_Page:_

------------

# Financial document OCR

## Financial document OCR

Keep track of the changes and updates for the Financial document OCR API.

## Version 1

#### ⚡️ Features and Changes (April 28th, 2025)

* :sparkles: :zap: Expand the granularity of the **`category`** and **`sub_category`** output.
  * :sparkles: New categories: **`energy`, `shopping` , `software`**
  * :sparkles: New sub-categories:
    * **`food`**
      * **`delivery`** (Deliveroo, UberEats...)
    * **`transport`**
      * \*\*`public` \*\*(tram, rer, metro, underground, Bus...)
      * **`car_rental`**
      * **`micro_mobility`** (Short-term rentals, like scooters and bikes.. For further information, you can consult <https://en.wikipedia.org/wiki/Micromobility>)
    * **`shopping`**
    * **`office_supplies`** (notebooks, pens, scissors, ...)
    * **`electronics`** (computer, printer, iPhone, cables, ...)
    * **`cultural`** (books, movies, music, ...)
    * **`groceries`** (food, cleaning, ...)

------------

_Raw data:_
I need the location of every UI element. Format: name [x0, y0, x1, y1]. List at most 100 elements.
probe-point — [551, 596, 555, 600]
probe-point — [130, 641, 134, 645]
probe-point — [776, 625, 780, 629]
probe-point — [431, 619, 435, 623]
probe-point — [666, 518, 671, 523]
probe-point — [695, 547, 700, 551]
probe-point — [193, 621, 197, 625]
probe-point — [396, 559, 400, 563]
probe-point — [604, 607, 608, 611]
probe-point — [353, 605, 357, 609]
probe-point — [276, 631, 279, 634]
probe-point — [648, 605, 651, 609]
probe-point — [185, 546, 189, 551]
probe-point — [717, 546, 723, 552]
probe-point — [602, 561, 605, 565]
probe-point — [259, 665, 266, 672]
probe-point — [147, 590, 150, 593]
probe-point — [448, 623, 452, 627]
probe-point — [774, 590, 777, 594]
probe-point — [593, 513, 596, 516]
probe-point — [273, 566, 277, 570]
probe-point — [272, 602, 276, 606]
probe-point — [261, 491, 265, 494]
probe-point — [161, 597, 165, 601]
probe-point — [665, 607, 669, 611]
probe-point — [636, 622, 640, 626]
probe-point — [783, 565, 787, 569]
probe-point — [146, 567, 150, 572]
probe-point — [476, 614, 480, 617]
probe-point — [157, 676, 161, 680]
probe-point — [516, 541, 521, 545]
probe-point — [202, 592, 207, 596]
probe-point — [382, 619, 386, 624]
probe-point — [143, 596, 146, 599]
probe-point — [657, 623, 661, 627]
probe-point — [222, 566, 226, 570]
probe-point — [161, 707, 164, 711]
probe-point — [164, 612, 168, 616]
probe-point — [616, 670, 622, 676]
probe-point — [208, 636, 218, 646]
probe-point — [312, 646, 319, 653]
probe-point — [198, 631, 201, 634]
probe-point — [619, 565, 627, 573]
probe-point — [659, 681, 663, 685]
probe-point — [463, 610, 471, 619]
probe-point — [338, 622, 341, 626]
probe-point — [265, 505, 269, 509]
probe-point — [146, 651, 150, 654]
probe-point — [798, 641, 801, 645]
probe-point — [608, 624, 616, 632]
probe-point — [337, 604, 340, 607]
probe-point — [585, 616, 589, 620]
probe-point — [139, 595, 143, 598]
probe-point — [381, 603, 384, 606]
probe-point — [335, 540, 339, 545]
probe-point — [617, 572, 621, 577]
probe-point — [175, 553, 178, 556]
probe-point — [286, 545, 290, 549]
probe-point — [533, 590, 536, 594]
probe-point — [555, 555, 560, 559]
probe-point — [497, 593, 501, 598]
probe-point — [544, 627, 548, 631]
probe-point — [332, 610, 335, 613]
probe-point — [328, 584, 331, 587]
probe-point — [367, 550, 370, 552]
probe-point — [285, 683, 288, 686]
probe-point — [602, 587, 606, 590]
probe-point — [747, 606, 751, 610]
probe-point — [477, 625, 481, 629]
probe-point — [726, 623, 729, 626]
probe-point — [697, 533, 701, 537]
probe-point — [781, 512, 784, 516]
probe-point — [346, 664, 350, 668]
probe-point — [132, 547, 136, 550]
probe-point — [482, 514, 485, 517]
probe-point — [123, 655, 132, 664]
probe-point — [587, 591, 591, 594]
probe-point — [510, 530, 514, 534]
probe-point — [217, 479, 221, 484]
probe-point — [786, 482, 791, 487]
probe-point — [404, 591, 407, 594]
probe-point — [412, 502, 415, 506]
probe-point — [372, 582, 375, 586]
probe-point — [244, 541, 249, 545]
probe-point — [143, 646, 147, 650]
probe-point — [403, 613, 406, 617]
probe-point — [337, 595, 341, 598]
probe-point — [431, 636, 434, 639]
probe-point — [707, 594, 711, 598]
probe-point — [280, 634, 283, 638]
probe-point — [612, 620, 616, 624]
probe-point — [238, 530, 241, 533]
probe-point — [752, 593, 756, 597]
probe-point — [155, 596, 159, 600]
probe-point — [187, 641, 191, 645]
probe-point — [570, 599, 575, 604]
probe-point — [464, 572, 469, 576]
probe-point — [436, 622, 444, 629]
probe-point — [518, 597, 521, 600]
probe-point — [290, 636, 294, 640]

------------

_Short exercise 1:_ List the new categories that the changelog names for the April 28th, 2025 update.
_Short exercise 2:_ Quote the changelog between "## Version 1" and "can consult <https://en.wikipedia.org/wiki/Micromobility>)", inclusive.

_Response 1:_ energy, shopping, software

_Response 2:_
## Version 1

#### ⚡️ Features and Changes (April 28th, 2025)

* :sparkles: :zap: Expand the granularity of the **`category`** and **`sub_category`** output.
  * :sparkles: New categories: **`energy`, `shopping` , `software`**
  * :sparkles: New sub-categories:
    * **`food`**
      * **`delivery`** (Deliveroo, UberEats...)
    * **`transport`**
      * \*\*`public` \*\*(tram, rer, metro, underground, Bus...)
      * **`car_rental`**
      * **`micro_mobility`** (Short-term rentals, like scooters and bikes.. For further information, you can consult <https://en.wikipedia.org/wiki/Micromobility>)